## BEGIN

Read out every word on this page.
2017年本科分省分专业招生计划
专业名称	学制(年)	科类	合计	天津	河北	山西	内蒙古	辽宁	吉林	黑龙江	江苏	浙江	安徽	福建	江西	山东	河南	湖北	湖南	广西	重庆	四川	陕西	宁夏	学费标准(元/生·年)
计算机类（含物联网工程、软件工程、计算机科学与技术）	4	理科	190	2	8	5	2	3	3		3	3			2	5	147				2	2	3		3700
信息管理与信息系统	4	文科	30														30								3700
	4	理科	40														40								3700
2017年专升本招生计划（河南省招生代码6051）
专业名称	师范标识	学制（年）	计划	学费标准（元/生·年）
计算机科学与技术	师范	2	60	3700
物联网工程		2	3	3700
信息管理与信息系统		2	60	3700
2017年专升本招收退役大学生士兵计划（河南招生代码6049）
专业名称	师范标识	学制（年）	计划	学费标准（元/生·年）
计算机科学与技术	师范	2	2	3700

## END

--- Written request ---
Send back every record, precisely as written.

--- Complete output ---
Read out every word on this page.
2017年本科分省分专业招生计划
专业名称	学制(年)	科类	合计	天津	河北	山西	内蒙古	辽宁	吉林	黑龙江	江苏	浙江	安徽	福建	江西	山东	河南	湖北	湖南	广西	重庆	四川	陕西	宁夏	学费标准(元/生·年)
计算机类（含物联网工程、软件工程、计算机科学与技术）	4	理科	190	2	8	5	2	3	3		3	3			2	5	147				2	2	3		3700
信息管理与信息系统	4	文科	30														30								3700
	4	理科	40														40								3700
2017年专升本招生计划（河南省招生代码6051）
专业名称	师范标识	学制（年）	计划	学费标准（元/生·年）
计算机科学与技术	师范	2	60	3700
物联网工程		2	3	3700
信息管理与信息系统		2	60	3700
2017年专升本招收退役大学生士兵计划（河南招生代码6049）
专业名称	师范标识	学制（年）	计划	学费标准（元/生·年）
计算机科学与技术	师范	2	2	3700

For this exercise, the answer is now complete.